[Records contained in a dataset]
---*---
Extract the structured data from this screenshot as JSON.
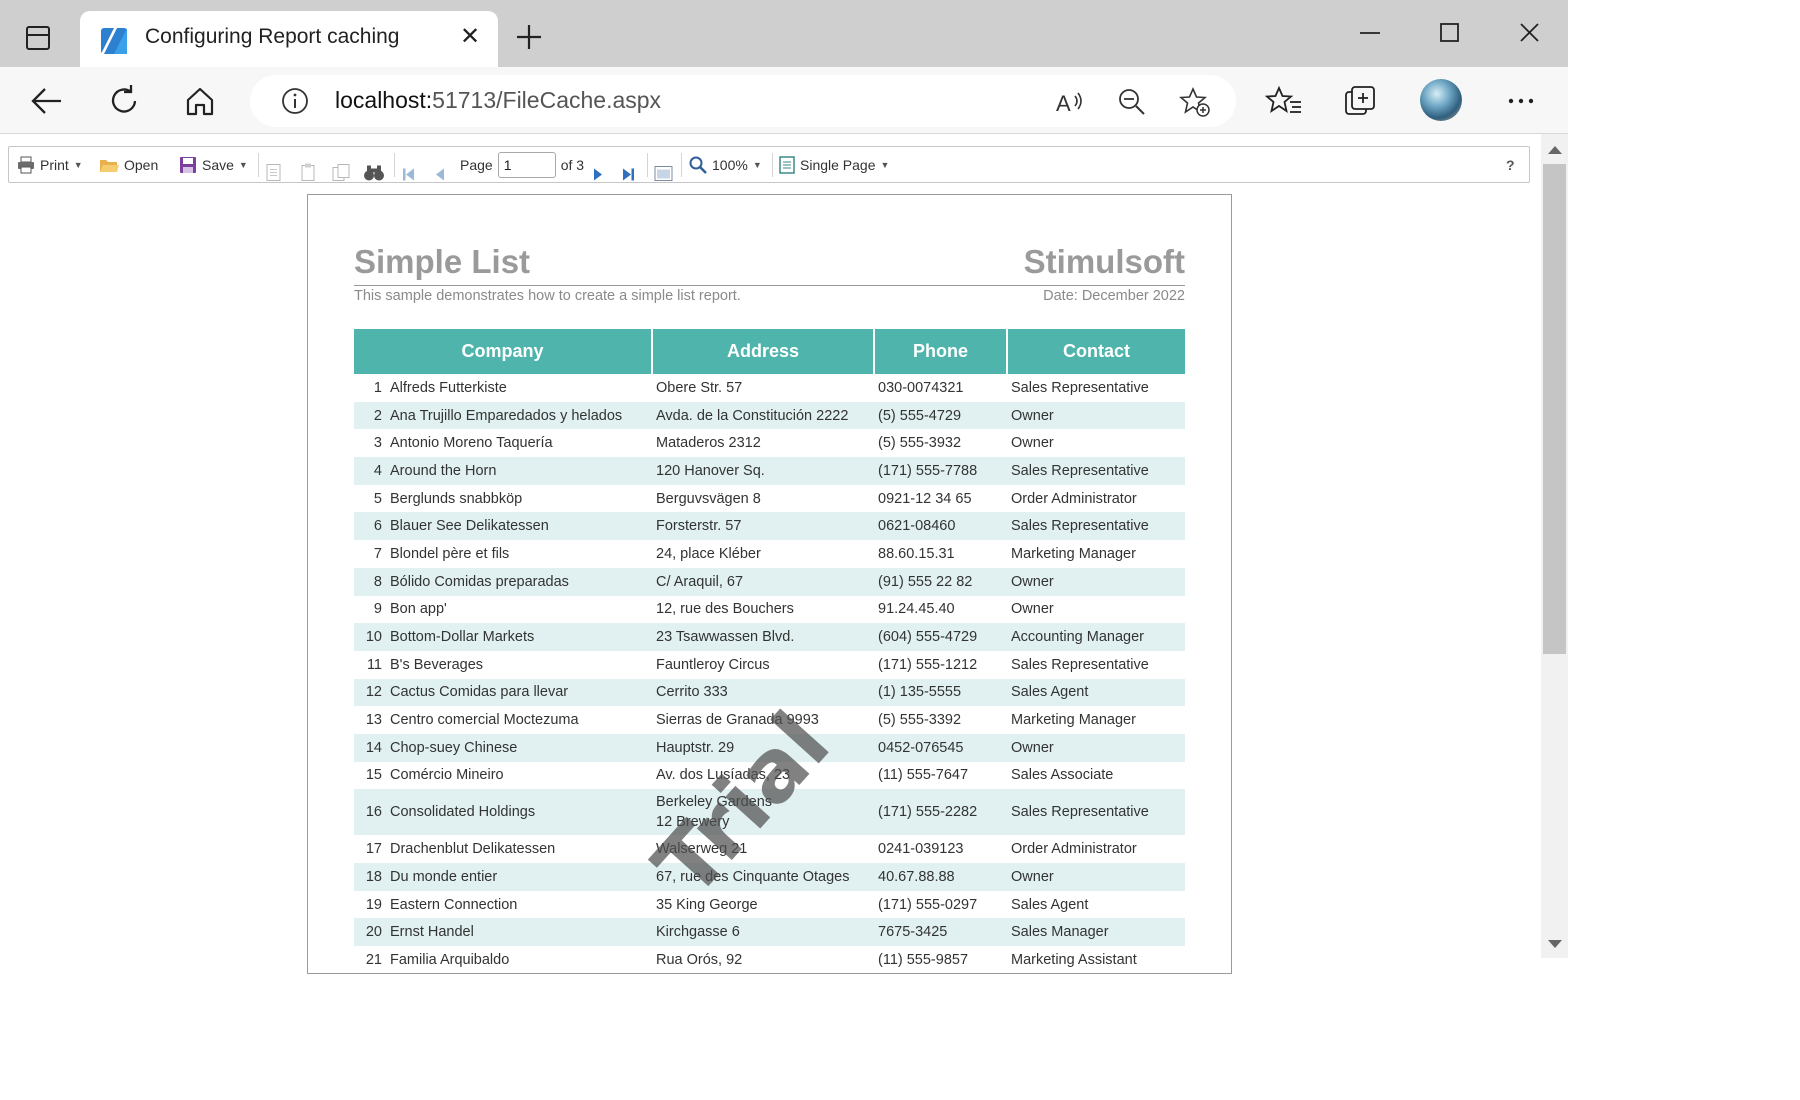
{
  "browser": {
    "tab_title": "Configuring Report caching",
    "url_host": "localhost:",
    "url_path": "51713/FileCache.aspx"
  },
  "toolbar": {
    "print_label": "Print",
    "open_label": "Open",
    "save_label": "Save",
    "page_label": "Page",
    "page_value": "1",
    "page_of": "of 3",
    "zoom_label": "100%",
    "view_mode_label": "Single Page",
    "help_label": "?"
  },
  "report": {
    "title": "Simple List",
    "brand": "Stimulsoft",
    "description": "This sample demonstrates how to create a simple list report.",
    "date": "Date: December 2022",
    "watermark": "Trial",
    "columns": [
      "Company",
      "Address",
      "Phone",
      "Contact"
    ],
    "rows": [
      {
        "n": "1",
        "company": "Alfreds Futterkiste",
        "address": "Obere Str. 57",
        "address2": "",
        "phone": "030-0074321",
        "contact": "Sales Representative"
      },
      {
        "n": "2",
        "company": "Ana Trujillo Emparedados y helados",
        "address": "Avda. de la Constitución 2222",
        "address2": "",
        "phone": "(5) 555-4729",
        "contact": "Owner"
      },
      {
        "n": "3",
        "company": "Antonio Moreno Taquería",
        "address": "Mataderos 2312",
        "address2": "",
        "phone": "(5) 555-3932",
        "contact": "Owner"
      },
      {
        "n": "4",
        "company": "Around the Horn",
        "address": "120 Hanover Sq.",
        "address2": "",
        "phone": "(171) 555-7788",
        "contact": "Sales Representative"
      },
      {
        "n": "5",
        "company": "Berglunds snabbköp",
        "address": "Berguvsvägen 8",
        "address2": "",
        "phone": "0921-12 34 65",
        "contact": "Order Administrator"
      },
      {
        "n": "6",
        "company": "Blauer See Delikatessen",
        "address": "Forsterstr. 57",
        "address2": "",
        "phone": "0621-08460",
        "contact": "Sales Representative"
      },
      {
        "n": "7",
        "company": "Blondel père et fils",
        "address": "24, place Kléber",
        "address2": "",
        "phone": "88.60.15.31",
        "contact": "Marketing Manager"
      },
      {
        "n": "8",
        "company": "Bólido Comidas preparadas",
        "address": "C/ Araquil, 67",
        "address2": "",
        "phone": "(91) 555 22 82",
        "contact": "Owner"
      },
      {
        "n": "9",
        "company": "Bon app'",
        "address": "12, rue des Bouchers",
        "address2": "",
        "phone": "91.24.45.40",
        "contact": "Owner"
      },
      {
        "n": "10",
        "company": "Bottom-Dollar Markets",
        "address": "23 Tsawwassen Blvd.",
        "address2": "",
        "phone": "(604) 555-4729",
        "contact": "Accounting Manager"
      },
      {
        "n": "11",
        "company": "B's Beverages",
        "address": "Fauntleroy Circus",
        "address2": "",
        "phone": "(171) 555-1212",
        "contact": "Sales Representative"
      },
      {
        "n": "12",
        "company": "Cactus Comidas para llevar",
        "address": "Cerrito 333",
        "address2": "",
        "phone": "(1) 135-5555",
        "contact": "Sales Agent"
      },
      {
        "n": "13",
        "company": "Centro comercial Moctezuma",
        "address": "Sierras de Granada 9993",
        "address2": "",
        "phone": "(5) 555-3392",
        "contact": "Marketing Manager"
      },
      {
        "n": "14",
        "company": "Chop-suey Chinese",
        "address": "Hauptstr. 29",
        "address2": "",
        "phone": "0452-076545",
        "contact": "Owner"
      },
      {
        "n": "15",
        "company": "Comércio Mineiro",
        "address": "Av. dos Lusíadas, 23",
        "address2": "",
        "phone": "(11) 555-7647",
        "contact": "Sales Associate"
      },
      {
        "n": "16",
        "company": "Consolidated Holdings",
        "address": "Berkeley Gardens",
        "address2": "12 Brewery",
        "phone": "(171) 555-2282",
        "contact": "Sales Representative"
      },
      {
        "n": "17",
        "company": "Drachenblut Delikatessen",
        "address": "Walserweg 21",
        "address2": "",
        "phone": "0241-039123",
        "contact": "Order Administrator"
      },
      {
        "n": "18",
        "company": "Du monde entier",
        "address": "67, rue des Cinquante Otages",
        "address2": "",
        "phone": "40.67.88.88",
        "contact": "Owner"
      },
      {
        "n": "19",
        "company": "Eastern Connection",
        "address": "35 King George",
        "address2": "",
        "phone": "(171) 555-0297",
        "contact": "Sales Agent"
      },
      {
        "n": "20",
        "company": "Ernst Handel",
        "address": "Kirchgasse 6",
        "address2": "",
        "phone": "7675-3425",
        "contact": "Sales Manager"
      },
      {
        "n": "21",
        "company": "Familia Arquibaldo",
        "address": "Rua Orós, 92",
        "address2": "",
        "phone": "(11) 555-9857",
        "contact": "Marketing Assistant"
      }
    ]
  }
}
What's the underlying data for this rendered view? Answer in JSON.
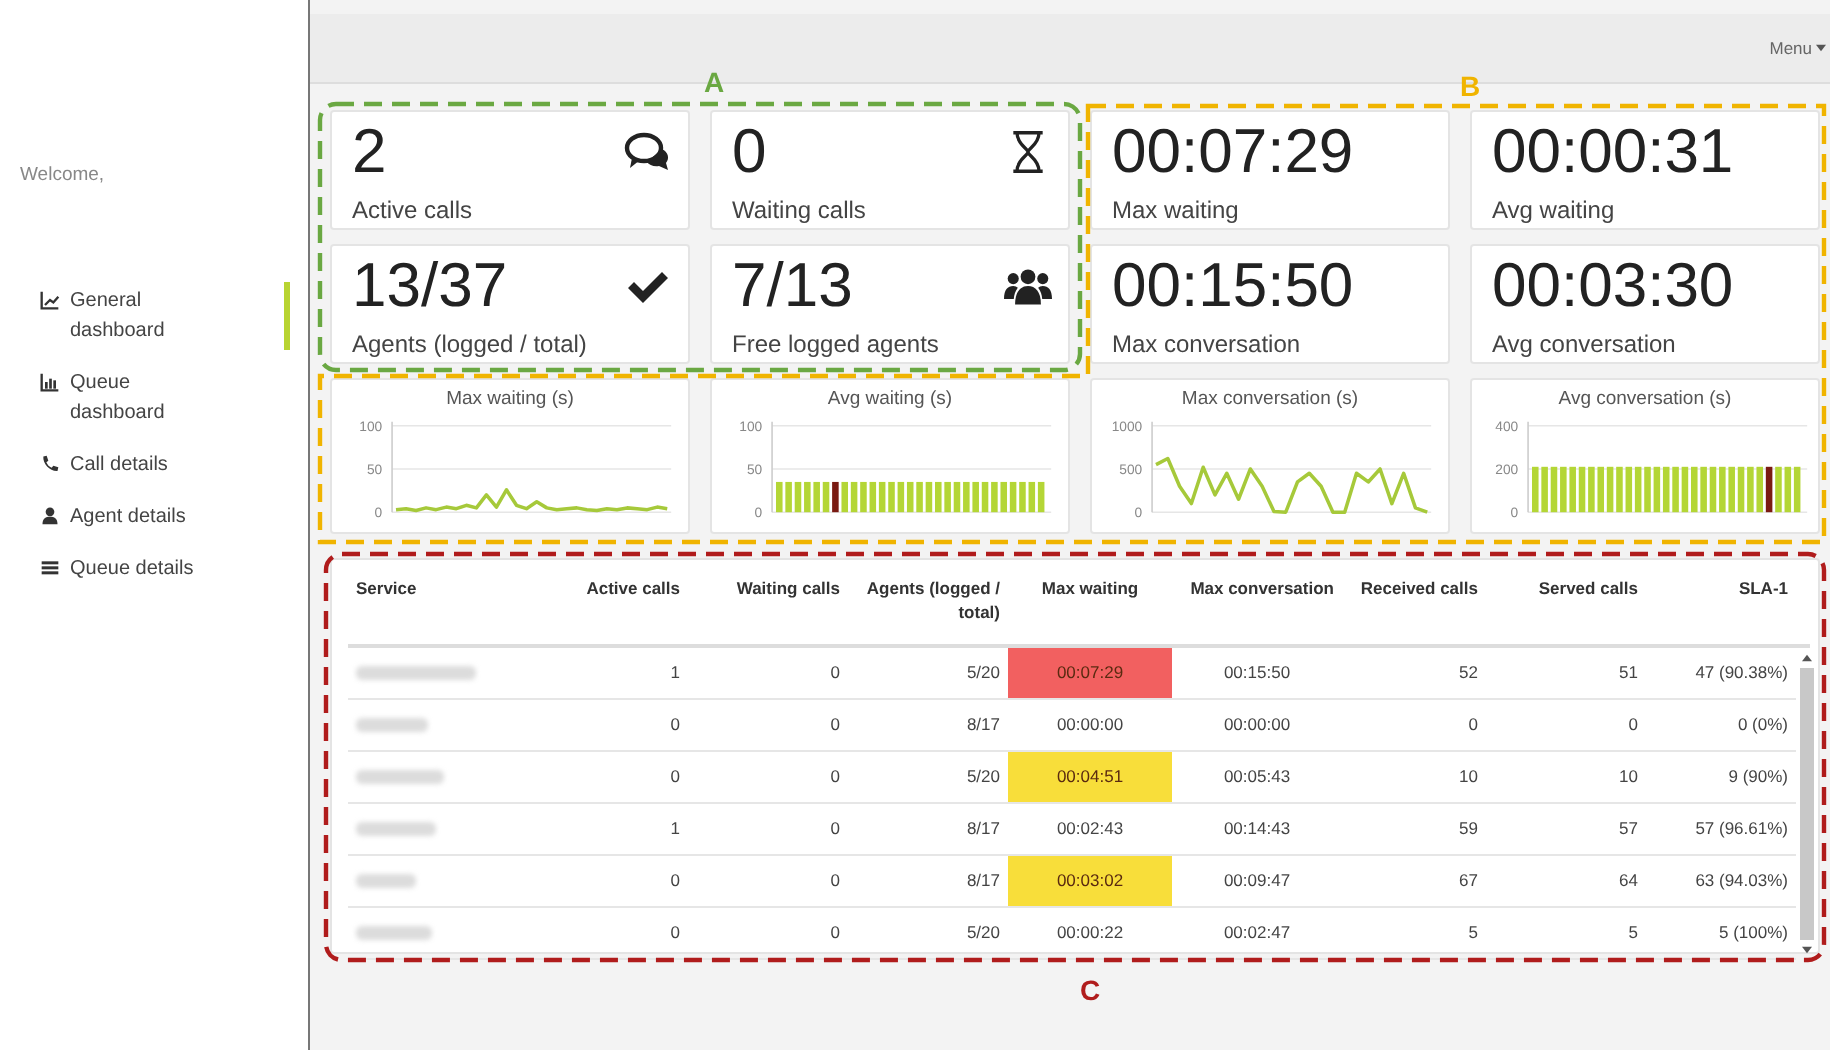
---*---
TASK OBJECTIVE: Without the pictures, return all the records precisely as they stand.

WRITTEN ANSWER:
Extract the structured data from this screenshot as JSON.
{
  "browser": {
    "tab_title": "Configuring Report caching",
    "url_host": "localhost:",
    "url_path": "51713/FileCache.aspx"
  },
  "toolbar": {
    "print_label": "Print",
    "open_label": "Open",
    "save_label": "Save",
    "page_label": "Page",
    "page_value": "1",
    "page_of": "of 3",
    "zoom_label": "100%",
    "view_mode_label": "Single Page",
    "help_label": "?"
  },
  "report": {
    "title": "Simple List",
    "brand": "Stimulsoft",
    "description": "This sample demonstrates how to create a simple list report.",
    "date": "Date: December 2022",
    "watermark": "Trial",
    "columns": [
      "Company",
      "Address",
      "Phone",
      "Contact"
    ],
    "rows": [
      {
        "n": "1",
        "company": "Alfreds Futterkiste",
        "address": "Obere Str. 57",
        "address2": "",
        "phone": "030-0074321",
        "contact": "Sales Representative"
      },
      {
        "n": "2",
        "company": "Ana Trujillo Emparedados y helados",
        "address": "Avda. de la Constitución 2222",
        "address2": "",
        "phone": "(5) 555-4729",
        "contact": "Owner"
      },
      {
        "n": "3",
        "company": "Antonio Moreno Taquería",
        "address": "Mataderos 2312",
        "address2": "",
        "phone": "(5) 555-3932",
        "contact": "Owner"
      },
      {
        "n": "4",
        "company": "Around the Horn",
        "address": "120 Hanover Sq.",
        "address2": "",
        "phone": "(171) 555-7788",
        "contact": "Sales Representative"
      },
      {
        "n": "5",
        "company": "Berglunds snabbköp",
        "address": "Berguvsvägen 8",
        "address2": "",
        "phone": "0921-12 34 65",
        "contact": "Order Administrator"
      },
      {
        "n": "6",
        "company": "Blauer See Delikatessen",
        "address": "Forsterstr. 57",
        "address2": "",
        "phone": "0621-08460",
        "contact": "Sales Representative"
      },
      {
        "n": "7",
        "company": "Blondel père et fils",
        "address": "24, place Kléber",
        "address2": "",
        "phone": "88.60.15.31",
        "contact": "Marketing Manager"
      },
      {
        "n": "8",
        "company": "Bólido Comidas preparadas",
        "address": "C/ Araquil, 67",
        "address2": "",
        "phone": "(91) 555 22 82",
        "contact": "Owner"
      },
      {
        "n": "9",
        "company": "Bon app'",
        "address": "12, rue des Bouchers",
        "address2": "",
        "phone": "91.24.45.40",
        "contact": "Owner"
      },
      {
        "n": "10",
        "company": "Bottom-Dollar Markets",
        "address": "23 Tsawwassen Blvd.",
        "address2": "",
        "phone": "(604) 555-4729",
        "contact": "Accounting Manager"
      },
      {
        "n": "11",
        "company": "B's Beverages",
        "address": "Fauntleroy Circus",
        "address2": "",
        "phone": "(171) 555-1212",
        "contact": "Sales Representative"
      },
      {
        "n": "12",
        "company": "Cactus Comidas para llevar",
        "address": "Cerrito 333",
        "address2": "",
        "phone": "(1) 135-5555",
        "contact": "Sales Agent"
      },
      {
        "n": "13",
        "company": "Centro comercial Moctezuma",
        "address": "Sierras de Granada 9993",
        "address2": "",
        "phone": "(5) 555-3392",
        "contact": "Marketing Manager"
      },
      {
        "n": "14",
        "company": "Chop-suey Chinese",
        "address": "Hauptstr. 29",
        "address2": "",
        "phone": "0452-076545",
        "contact": "Owner"
      },
      {
        "n": "15",
        "company": "Comércio Mineiro",
        "address": "Av. dos Lusíadas, 23",
        "address2": "",
        "phone": "(11) 555-7647",
        "contact": "Sales Associate"
      },
      {
        "n": "16",
        "company": "Consolidated Holdings",
        "address": "Berkeley Gardens",
        "address2": "12 Brewery",
        "phone": "(171) 555-2282",
        "contact": "Sales Representative"
      },
      {
        "n": "17",
        "company": "Drachenblut Delikatessen",
        "address": "Walserweg 21",
        "address2": "",
        "phone": "0241-039123",
        "contact": "Order Administrator"
      },
      {
        "n": "18",
        "company": "Du monde entier",
        "address": "67, rue des Cinquante Otages",
        "address2": "",
        "phone": "40.67.88.88",
        "contact": "Owner"
      },
      {
        "n": "19",
        "company": "Eastern Connection",
        "address": "35 King George",
        "address2": "",
        "phone": "(171) 555-0297",
        "contact": "Sales Agent"
      },
      {
        "n": "20",
        "company": "Ernst Handel",
        "address": "Kirchgasse 6",
        "address2": "",
        "phone": "7675-3425",
        "contact": "Sales Manager"
      },
      {
        "n": "21",
        "company": "Familia Arquibaldo",
        "address": "Rua Orós, 92",
        "address2": "",
        "phone": "(11) 555-9857",
        "contact": "Marketing Assistant"
      }
    ]
  }
}
What's the underlying data for this rendered view? Answer in JSON.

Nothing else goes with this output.